■ Extracted material ■
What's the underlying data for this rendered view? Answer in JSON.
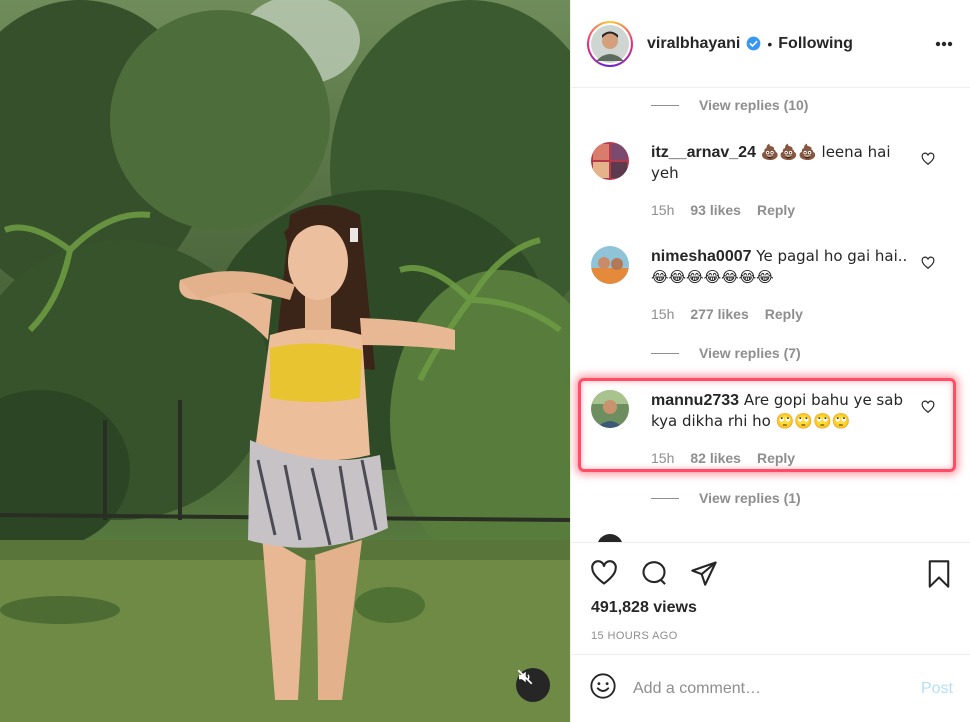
{
  "header": {
    "username": "viralbhayani",
    "separator": "•",
    "follow_status": "Following"
  },
  "comments": [
    {
      "kind": "replies",
      "label": "View replies (10)"
    },
    {
      "kind": "comment",
      "username": "itz__arnav_24",
      "text": " 💩💩💩 leena hai yeh",
      "time": "15h",
      "likes": "93 likes",
      "reply": "Reply"
    },
    {
      "kind": "comment",
      "username": "nimesha0007",
      "text": " Ye pagal ho gai hai..😂😂😂😂😂😂😂",
      "time": "15h",
      "likes": "277 likes",
      "reply": "Reply"
    },
    {
      "kind": "replies",
      "label": "View replies (7)"
    },
    {
      "kind": "comment",
      "username": "mannu2733",
      "text": " Are gopi bahu ye sab kya dikha rhi ho 🙄🙄🙄🙄",
      "time": "15h",
      "likes": "82 likes",
      "reply": "Reply"
    },
    {
      "kind": "replies",
      "label": "View replies (1)"
    }
  ],
  "actions": {
    "views": "491,828 views",
    "posted": "15 HOURS AGO"
  },
  "add_comment": {
    "placeholder": "Add a comment…",
    "post_label": "Post"
  },
  "colors": {
    "highlight": "#ff4d66",
    "verified": "#3897f0",
    "post_disabled": "#b2dffc",
    "muted_text": "#8e8e8e"
  },
  "icons": [
    "volume-off-icon",
    "verified-badge-icon",
    "more-options-icon",
    "heart-icon",
    "comment-icon",
    "share-icon",
    "bookmark-icon",
    "emoji-icon"
  ]
}
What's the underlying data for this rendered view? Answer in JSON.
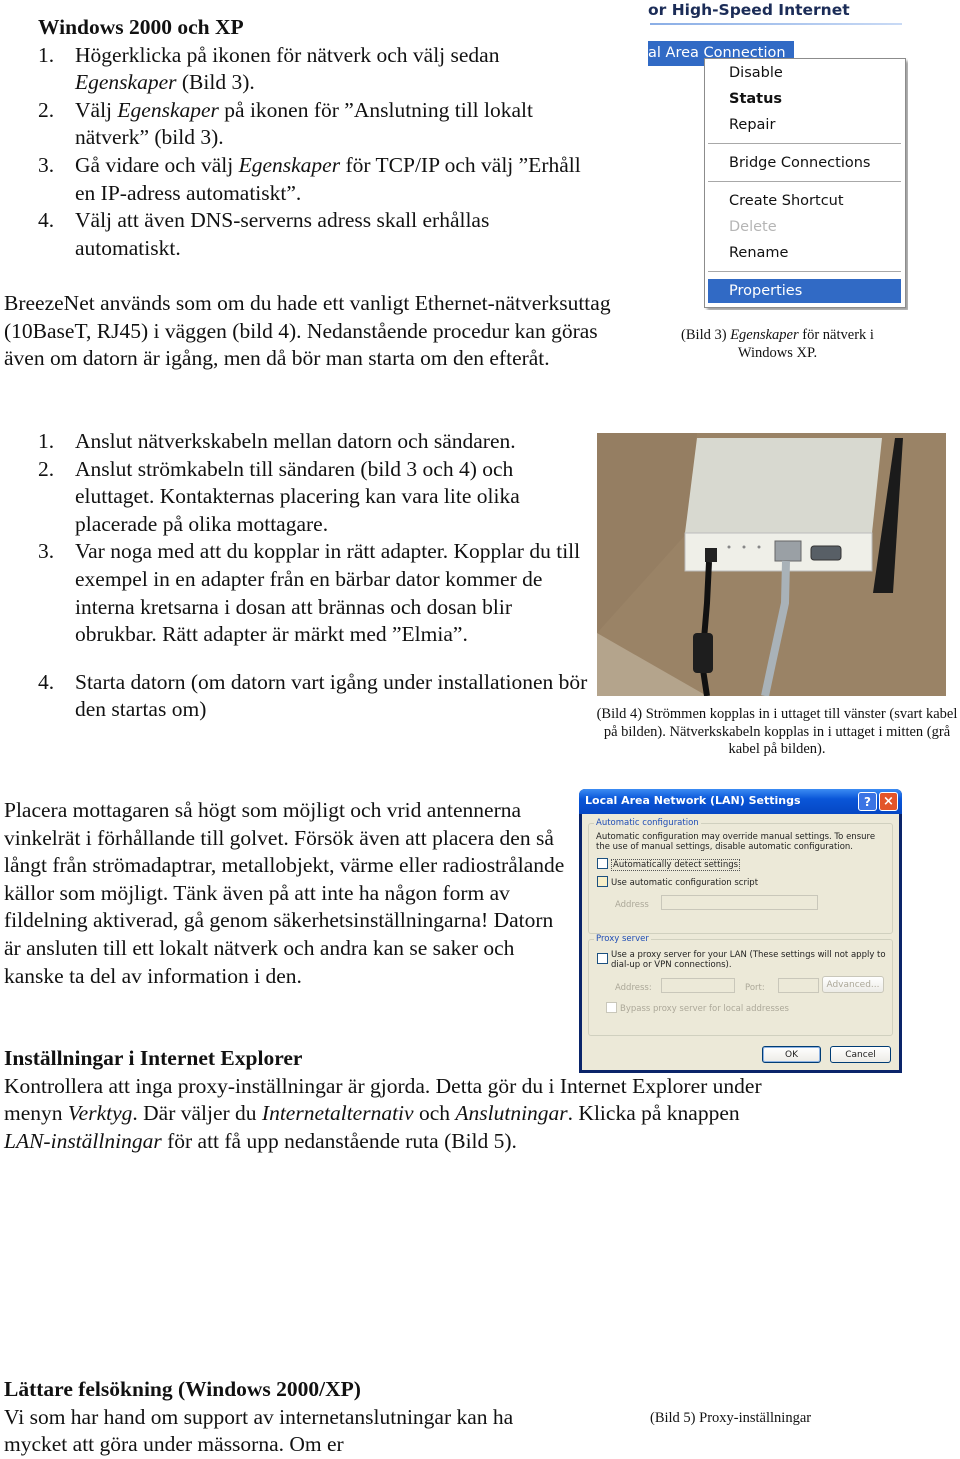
{
  "section1": {
    "heading": "Windows 2000 och XP",
    "steps": [
      {
        "num": "1.",
        "parts": [
          {
            "t": "Högerklicka på ikonen för nätverk och välj sedan "
          },
          {
            "t": "Egenskaper",
            "i": true
          },
          {
            "t": "  (Bild 3)."
          }
        ]
      },
      {
        "num": "2.",
        "parts": [
          {
            "t": "Välj "
          },
          {
            "t": "Egenskaper",
            "i": true
          },
          {
            "t": " på ikonen för ”Anslutning till lokalt nätverk” (bild 3)."
          }
        ]
      },
      {
        "num": "3.",
        "parts": [
          {
            "t": "Gå vidare och välj "
          },
          {
            "t": "Egenskaper",
            "i": true
          },
          {
            "t": " för TCP/IP och välj ”Erhåll en IP-adress automatiskt”."
          }
        ]
      },
      {
        "num": "4.",
        "parts": [
          {
            "t": "Välj att även DNS-serverns adress skall erhållas automatiskt."
          }
        ]
      }
    ]
  },
  "intro_paragraph": "BreezeNet används som om du hade ett vanligt Ethernet-nätverksuttag (10BaseT, RJ45) i väggen (bild 4). Nedanstående procedur kan göras även om datorn är igång, men då bör man starta om den efteråt.",
  "figure3": {
    "header_text": "or High-Speed Internet",
    "connection_label": "al Area Connection",
    "menu_items": [
      {
        "label": "Disable",
        "style": "normal"
      },
      {
        "label": "Status",
        "style": "bold"
      },
      {
        "label": "Repair",
        "style": "normal"
      },
      {
        "label": "Bridge Connections",
        "style": "normal"
      },
      {
        "label": "Create Shortcut",
        "style": "normal"
      },
      {
        "label": "Delete",
        "style": "disabled"
      },
      {
        "label": "Rename",
        "style": "normal"
      },
      {
        "label": "Properties",
        "style": "selected"
      }
    ],
    "caption_prefix": "(Bild 3) ",
    "caption_italic": "Egenskaper",
    "caption_suffix": " för nätverk i Windows XP."
  },
  "section2": {
    "steps": [
      {
        "num": "1.",
        "text": "Anslut nätverkskabeln mellan datorn och sändaren."
      },
      {
        "num": "2.",
        "text": "Anslut strömkabeln till sändaren (bild 3 och 4) och eluttaget. Kontakternas placering kan vara lite olika placerade på olika mottagare."
      },
      {
        "num": "3.",
        "text": "Var noga med att du kopplar in rätt adapter. Kopplar du till exempel in en adapter från en bärbar dator kommer de interna kretsarna i dosan att brännas och dosan blir obrukbar. Rätt adapter är märkt med ”Elmia”."
      },
      {
        "num": "4.",
        "text": "Starta datorn (om datorn vart igång under installationen bör den startas om)"
      }
    ]
  },
  "figure4": {
    "image_desc": "Photo of BreezeNet receiver box with antenna, black power cable and grey network cable",
    "caption": "(Bild 4) Strömmen kopplas in i uttaget till vänster (svart kabel på bilden). Nätverkskabeln kopplas in i uttaget i mitten (grå kabel på bilden)."
  },
  "placement_paragraph": "Placera mottagaren så högt som möjligt och vrid antennerna vinkelrät i förhållande till golvet. Försök även att placera den så långt från strömadaptrar, metallobjekt, värme eller radiostrålande källor som möjligt. Tänk även på att inte ha någon form av fildelning aktiverad, gå genom säkerhetsinställningarna! Datorn är ansluten till ett lokalt nätverk och andra kan se saker och kanske ta del av information i den.",
  "section3": {
    "heading": "Inställningar i Internet Explorer",
    "parts": [
      {
        "t": "Kontrollera att inga proxy-inställningar är gjorda. Detta gör du i Internet Explorer under menyn "
      },
      {
        "t": "Verktyg",
        "i": true
      },
      {
        "t": ". Där väljer du "
      },
      {
        "t": "Internetalternativ",
        "i": true
      },
      {
        "t": " och "
      },
      {
        "t": "Anslutningar",
        "i": true
      },
      {
        "t": ". Klicka på knappen "
      },
      {
        "t": "LAN-inställningar",
        "i": true
      },
      {
        "t": " för att få upp nedanstående ruta (Bild 5)."
      }
    ]
  },
  "figure5": {
    "dialog_title": "Local Area Network (LAN) Settings",
    "help_icon": "?",
    "close_icon": "×",
    "auto_config_legend": "Automatic configuration",
    "auto_config_desc": "Automatic configuration may override manual settings.  To ensure the use of manual settings, disable automatic configuration.",
    "auto_detect_label": "Automatically detect settings",
    "auto_detect_checked": false,
    "auto_script_label": "Use automatic configuration script",
    "auto_script_checked": false,
    "address_label": "Address",
    "address_value": "",
    "proxy_legend": "Proxy server",
    "use_proxy_label": "Use a proxy server for your LAN (These settings will not apply to dial-up or VPN connections).",
    "use_proxy_checked": false,
    "proxy_address_label": "Address:",
    "proxy_address_value": "",
    "port_label": "Port:",
    "port_value": "",
    "advanced_label": "Advanced...",
    "bypass_label": "Bypass proxy server for local addresses",
    "bypass_checked": false,
    "ok_label": "OK",
    "cancel_label": "Cancel",
    "caption": "(Bild 5) Proxy-inställningar"
  },
  "section4": {
    "heading": "Lättare felsökning (Windows 2000/XP)",
    "text": "Vi som har hand om support av internetanslutningar kan ha mycket att göra under mässorna. Om er"
  }
}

■ Exercise description ■
Omit the pictures, then output every record exactly as given.

■ Solution for this exercise ■
What's the underlying data for this rendered view? Answer in JSON.
{
  "header": {
    "username": "viralbhayani",
    "separator": "•",
    "follow_status": "Following"
  },
  "comments": [
    {
      "kind": "replies",
      "label": "View replies (10)"
    },
    {
      "kind": "comment",
      "username": "itz__arnav_24",
      "text": " 💩💩💩 leena hai yeh",
      "time": "15h",
      "likes": "93 likes",
      "reply": "Reply"
    },
    {
      "kind": "comment",
      "username": "nimesha0007",
      "text": " Ye pagal ho gai hai..😂😂😂😂😂😂😂",
      "time": "15h",
      "likes": "277 likes",
      "reply": "Reply"
    },
    {
      "kind": "replies",
      "label": "View replies (7)"
    },
    {
      "kind": "comment",
      "username": "mannu2733",
      "text": " Are gopi bahu ye sab kya dikha rhi ho 🙄🙄🙄🙄",
      "time": "15h",
      "likes": "82 likes",
      "reply": "Reply"
    },
    {
      "kind": "replies",
      "label": "View replies (1)"
    }
  ],
  "actions": {
    "views": "491,828 views",
    "posted": "15 HOURS AGO"
  },
  "add_comment": {
    "placeholder": "Add a comment…",
    "post_label": "Post"
  },
  "colors": {
    "highlight": "#ff4d66",
    "verified": "#3897f0",
    "post_disabled": "#b2dffc",
    "muted_text": "#8e8e8e"
  },
  "icons": [
    "volume-off-icon",
    "verified-badge-icon",
    "more-options-icon",
    "heart-icon",
    "comment-icon",
    "share-icon",
    "bookmark-icon",
    "emoji-icon"
  ]
}
What's the underlying data for this rendered view? Answer in JSON.
{
  "section1": {
    "heading": "Windows 2000 och XP",
    "steps": [
      {
        "num": "1.",
        "parts": [
          {
            "t": "Högerklicka på ikonen för nätverk och välj sedan "
          },
          {
            "t": "Egenskaper",
            "i": true
          },
          {
            "t": "  (Bild 3)."
          }
        ]
      },
      {
        "num": "2.",
        "parts": [
          {
            "t": "Välj "
          },
          {
            "t": "Egenskaper",
            "i": true
          },
          {
            "t": " på ikonen för ”Anslutning till lokalt nätverk” (bild 3)."
          }
        ]
      },
      {
        "num": "3.",
        "parts": [
          {
            "t": "Gå vidare och välj "
          },
          {
            "t": "Egenskaper",
            "i": true
          },
          {
            "t": " för TCP/IP och välj ”Erhåll en IP-adress automatiskt”."
          }
        ]
      },
      {
        "num": "4.",
        "parts": [
          {
            "t": "Välj att även DNS-serverns adress skall erhållas automatiskt."
          }
        ]
      }
    ]
  },
  "intro_paragraph": "BreezeNet används som om du hade ett vanligt Ethernet-nätverksuttag (10BaseT, RJ45) i väggen (bild 4). Nedanstående procedur kan göras även om datorn är igång, men då bör man starta om den efteråt.",
  "figure3": {
    "header_text": "or High-Speed Internet",
    "connection_label": "al Area Connection",
    "menu_items": [
      {
        "label": "Disable",
        "style": "normal"
      },
      {
        "label": "Status",
        "style": "bold"
      },
      {
        "label": "Repair",
        "style": "normal"
      },
      {
        "label": "Bridge Connections",
        "style": "normal"
      },
      {
        "label": "Create Shortcut",
        "style": "normal"
      },
      {
        "label": "Delete",
        "style": "disabled"
      },
      {
        "label": "Rename",
        "style": "normal"
      },
      {
        "label": "Properties",
        "style": "selected"
      }
    ],
    "caption_prefix": "(Bild 3) ",
    "caption_italic": "Egenskaper",
    "caption_suffix": " för nätverk i Windows XP."
  },
  "section2": {
    "steps": [
      {
        "num": "1.",
        "text": "Anslut nätverkskabeln mellan datorn och sändaren."
      },
      {
        "num": "2.",
        "text": "Anslut strömkabeln till sändaren (bild 3 och 4) och eluttaget. Kontakternas placering kan vara lite olika placerade på olika mottagare."
      },
      {
        "num": "3.",
        "text": "Var noga med att du kopplar in rätt adapter. Kopplar du till exempel in en adapter från en bärbar dator kommer de interna kretsarna i dosan att brännas och dosan blir obrukbar. Rätt adapter är märkt med ”Elmia”."
      },
      {
        "num": "4.",
        "text": "Starta datorn (om datorn vart igång under installationen bör den startas om)"
      }
    ]
  },
  "figure4": {
    "image_desc": "Photo of BreezeNet receiver box with antenna, black power cable and grey network cable",
    "caption": "(Bild 4) Strömmen kopplas in i uttaget till vänster (svart kabel på bilden). Nätverkskabeln kopplas in i uttaget i mitten (grå kabel på bilden)."
  },
  "placement_paragraph": "Placera mottagaren så högt som möjligt och vrid antennerna vinkelrät i förhållande till golvet. Försök även att placera den så långt från strömadaptrar, metallobjekt, värme eller radiostrålande källor som möjligt. Tänk även på att inte ha någon form av fildelning aktiverad, gå genom säkerhetsinställningarna! Datorn är ansluten till ett lokalt nätverk och andra kan se saker och kanske ta del av information i den.",
  "section3": {
    "heading": "Inställningar i Internet Explorer",
    "parts": [
      {
        "t": "Kontrollera att inga proxy-inställningar är gjorda. Detta gör du i Internet Explorer under menyn "
      },
      {
        "t": "Verktyg",
        "i": true
      },
      {
        "t": ". Där väljer du "
      },
      {
        "t": "Internetalternativ",
        "i": true
      },
      {
        "t": " och "
      },
      {
        "t": "Anslutningar",
        "i": true
      },
      {
        "t": ". Klicka på knappen "
      },
      {
        "t": "LAN-inställningar",
        "i": true
      },
      {
        "t": " för att få upp nedanstående ruta (Bild 5)."
      }
    ]
  },
  "figure5": {
    "dialog_title": "Local Area Network (LAN) Settings",
    "help_icon": "?",
    "close_icon": "×",
    "auto_config_legend": "Automatic configuration",
    "auto_config_desc": "Automatic configuration may override manual settings.  To ensure the use of manual settings, disable automatic configuration.",
    "auto_detect_label": "Automatically detect settings",
    "auto_detect_checked": false,
    "auto_script_label": "Use automatic configuration script",
    "auto_script_checked": false,
    "address_label": "Address",
    "address_value": "",
    "proxy_legend": "Proxy server",
    "use_proxy_label": "Use a proxy server for your LAN (These settings will not apply to dial-up or VPN connections).",
    "use_proxy_checked": false,
    "proxy_address_label": "Address:",
    "proxy_address_value": "",
    "port_label": "Port:",
    "port_value": "",
    "advanced_label": "Advanced...",
    "bypass_label": "Bypass proxy server for local addresses",
    "bypass_checked": false,
    "ok_label": "OK",
    "cancel_label": "Cancel",
    "caption": "(Bild 5) Proxy-inställningar"
  },
  "section4": {
    "heading": "Lättare felsökning (Windows 2000/XP)",
    "text": "Vi som har hand om support av internetanslutningar kan ha mycket att göra under mässorna. Om er"
  }
}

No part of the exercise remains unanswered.